**Exercise prompt**
Gather, from the data below, each line in which the word "bezw" occurs.

* Begin *

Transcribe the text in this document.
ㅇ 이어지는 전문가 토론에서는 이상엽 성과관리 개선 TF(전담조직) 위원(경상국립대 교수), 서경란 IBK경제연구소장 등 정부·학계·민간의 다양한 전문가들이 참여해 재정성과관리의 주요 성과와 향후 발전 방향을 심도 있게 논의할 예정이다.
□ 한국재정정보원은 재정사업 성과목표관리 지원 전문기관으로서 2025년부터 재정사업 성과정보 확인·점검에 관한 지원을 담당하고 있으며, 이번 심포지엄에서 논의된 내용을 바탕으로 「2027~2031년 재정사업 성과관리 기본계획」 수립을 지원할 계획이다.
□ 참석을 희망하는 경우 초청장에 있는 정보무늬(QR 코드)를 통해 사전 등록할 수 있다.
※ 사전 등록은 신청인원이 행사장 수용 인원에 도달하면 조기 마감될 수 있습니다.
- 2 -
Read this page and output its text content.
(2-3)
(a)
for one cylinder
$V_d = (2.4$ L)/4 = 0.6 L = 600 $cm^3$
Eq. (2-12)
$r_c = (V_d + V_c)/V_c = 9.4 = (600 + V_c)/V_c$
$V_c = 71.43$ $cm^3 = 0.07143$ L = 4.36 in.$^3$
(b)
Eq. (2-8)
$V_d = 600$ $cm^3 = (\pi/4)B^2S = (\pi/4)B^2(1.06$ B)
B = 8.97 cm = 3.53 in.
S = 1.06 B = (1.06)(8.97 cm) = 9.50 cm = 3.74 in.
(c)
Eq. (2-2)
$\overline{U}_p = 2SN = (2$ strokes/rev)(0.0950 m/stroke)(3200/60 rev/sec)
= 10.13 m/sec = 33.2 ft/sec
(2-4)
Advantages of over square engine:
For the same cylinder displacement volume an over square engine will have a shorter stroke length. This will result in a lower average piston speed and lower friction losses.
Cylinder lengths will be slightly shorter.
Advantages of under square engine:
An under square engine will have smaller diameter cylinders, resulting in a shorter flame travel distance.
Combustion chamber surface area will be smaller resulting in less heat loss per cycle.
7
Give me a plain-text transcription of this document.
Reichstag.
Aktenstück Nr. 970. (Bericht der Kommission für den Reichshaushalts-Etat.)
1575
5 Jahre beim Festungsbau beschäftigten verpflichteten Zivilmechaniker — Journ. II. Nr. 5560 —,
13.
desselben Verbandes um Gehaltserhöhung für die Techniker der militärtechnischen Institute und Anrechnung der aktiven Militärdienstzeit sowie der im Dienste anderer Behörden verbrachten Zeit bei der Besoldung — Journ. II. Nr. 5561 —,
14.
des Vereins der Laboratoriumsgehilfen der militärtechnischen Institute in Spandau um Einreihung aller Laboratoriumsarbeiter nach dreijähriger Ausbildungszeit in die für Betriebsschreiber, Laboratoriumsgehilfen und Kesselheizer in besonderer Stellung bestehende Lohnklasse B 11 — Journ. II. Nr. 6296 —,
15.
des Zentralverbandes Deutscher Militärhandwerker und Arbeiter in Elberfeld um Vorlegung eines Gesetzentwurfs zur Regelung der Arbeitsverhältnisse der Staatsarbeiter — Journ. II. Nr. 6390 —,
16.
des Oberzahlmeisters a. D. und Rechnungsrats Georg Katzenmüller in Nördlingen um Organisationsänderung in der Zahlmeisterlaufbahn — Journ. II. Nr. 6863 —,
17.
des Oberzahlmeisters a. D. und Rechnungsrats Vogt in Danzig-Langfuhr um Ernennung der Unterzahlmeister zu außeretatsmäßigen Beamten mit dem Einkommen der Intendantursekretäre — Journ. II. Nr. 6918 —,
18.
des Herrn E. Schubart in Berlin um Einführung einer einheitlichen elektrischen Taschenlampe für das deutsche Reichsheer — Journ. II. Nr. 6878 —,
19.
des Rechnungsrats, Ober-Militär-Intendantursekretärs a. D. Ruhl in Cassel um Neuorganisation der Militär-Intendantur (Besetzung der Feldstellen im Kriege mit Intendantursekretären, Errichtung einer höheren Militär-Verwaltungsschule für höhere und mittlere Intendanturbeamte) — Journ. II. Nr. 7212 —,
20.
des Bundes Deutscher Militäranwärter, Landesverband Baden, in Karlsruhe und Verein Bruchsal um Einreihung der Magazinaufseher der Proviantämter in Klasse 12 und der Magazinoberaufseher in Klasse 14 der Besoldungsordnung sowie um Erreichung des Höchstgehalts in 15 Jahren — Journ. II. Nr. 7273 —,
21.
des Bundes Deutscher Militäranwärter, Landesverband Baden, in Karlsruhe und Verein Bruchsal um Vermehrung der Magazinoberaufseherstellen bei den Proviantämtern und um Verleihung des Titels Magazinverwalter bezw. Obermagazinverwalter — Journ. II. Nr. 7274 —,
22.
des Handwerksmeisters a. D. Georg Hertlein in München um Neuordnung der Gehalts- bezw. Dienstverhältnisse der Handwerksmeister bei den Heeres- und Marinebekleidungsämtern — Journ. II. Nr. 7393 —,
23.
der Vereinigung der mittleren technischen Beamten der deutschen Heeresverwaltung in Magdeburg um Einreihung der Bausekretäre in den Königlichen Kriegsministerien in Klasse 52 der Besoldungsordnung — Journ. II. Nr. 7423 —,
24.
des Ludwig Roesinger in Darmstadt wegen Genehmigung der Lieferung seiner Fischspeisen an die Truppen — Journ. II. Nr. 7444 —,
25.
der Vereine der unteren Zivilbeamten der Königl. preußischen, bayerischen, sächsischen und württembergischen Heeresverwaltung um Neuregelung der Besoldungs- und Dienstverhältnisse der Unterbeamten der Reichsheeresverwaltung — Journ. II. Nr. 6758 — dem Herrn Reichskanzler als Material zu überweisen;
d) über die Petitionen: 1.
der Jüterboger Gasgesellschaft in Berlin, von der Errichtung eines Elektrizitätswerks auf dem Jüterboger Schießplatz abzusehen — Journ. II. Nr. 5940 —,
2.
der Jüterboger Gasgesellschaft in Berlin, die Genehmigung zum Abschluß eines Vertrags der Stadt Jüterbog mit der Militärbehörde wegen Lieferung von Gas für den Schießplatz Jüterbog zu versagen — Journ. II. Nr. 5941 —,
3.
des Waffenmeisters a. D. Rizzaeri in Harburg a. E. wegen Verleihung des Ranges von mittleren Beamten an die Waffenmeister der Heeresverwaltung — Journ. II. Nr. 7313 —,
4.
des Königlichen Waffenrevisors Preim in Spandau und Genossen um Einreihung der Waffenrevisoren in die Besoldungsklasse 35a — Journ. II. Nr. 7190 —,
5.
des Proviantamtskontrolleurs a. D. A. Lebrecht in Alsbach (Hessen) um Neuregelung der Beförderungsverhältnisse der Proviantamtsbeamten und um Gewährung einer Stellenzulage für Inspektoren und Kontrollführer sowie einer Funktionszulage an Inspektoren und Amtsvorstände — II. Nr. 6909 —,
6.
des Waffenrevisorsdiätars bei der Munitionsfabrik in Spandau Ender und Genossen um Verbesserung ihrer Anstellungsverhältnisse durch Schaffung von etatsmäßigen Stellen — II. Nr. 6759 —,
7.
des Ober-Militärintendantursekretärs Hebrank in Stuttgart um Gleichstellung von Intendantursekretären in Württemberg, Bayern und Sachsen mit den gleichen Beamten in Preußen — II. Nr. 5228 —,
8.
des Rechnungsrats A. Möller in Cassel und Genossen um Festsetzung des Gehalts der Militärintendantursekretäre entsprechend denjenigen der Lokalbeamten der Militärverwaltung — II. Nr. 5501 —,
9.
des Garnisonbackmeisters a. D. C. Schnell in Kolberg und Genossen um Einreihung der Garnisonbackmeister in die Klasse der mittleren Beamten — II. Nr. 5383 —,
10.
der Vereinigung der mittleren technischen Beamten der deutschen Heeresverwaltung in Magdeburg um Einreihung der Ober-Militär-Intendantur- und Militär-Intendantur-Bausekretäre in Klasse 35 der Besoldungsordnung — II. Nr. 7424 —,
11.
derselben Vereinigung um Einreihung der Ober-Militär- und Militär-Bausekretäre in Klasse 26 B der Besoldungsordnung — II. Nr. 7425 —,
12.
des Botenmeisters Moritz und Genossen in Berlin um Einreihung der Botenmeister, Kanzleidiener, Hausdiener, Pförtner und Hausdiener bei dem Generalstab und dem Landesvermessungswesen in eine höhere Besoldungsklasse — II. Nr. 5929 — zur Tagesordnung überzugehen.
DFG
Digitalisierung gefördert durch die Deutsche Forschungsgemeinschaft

* End *

**Correct response**
des Bundes Deutscher Militäranwärter, Landesverband Baden, in Karlsruhe und Verein Bruchsal um Vermehrung der Magazinoberaufseherstellen bei den Proviantämtern und um Verleihung des Titels Magazinverwalter bezw. Obermagazinverwalter — Journ. II. Nr. 7274 —,
des Handwerksmeisters a. D. Georg Hertlein in München um Neuordnung der Gehalts- bezw. Dienstverhältnisse der Handwerksmeister bei den Heeres- und Marinebekleidungsämtern — Journ. II. Nr. 7393 —,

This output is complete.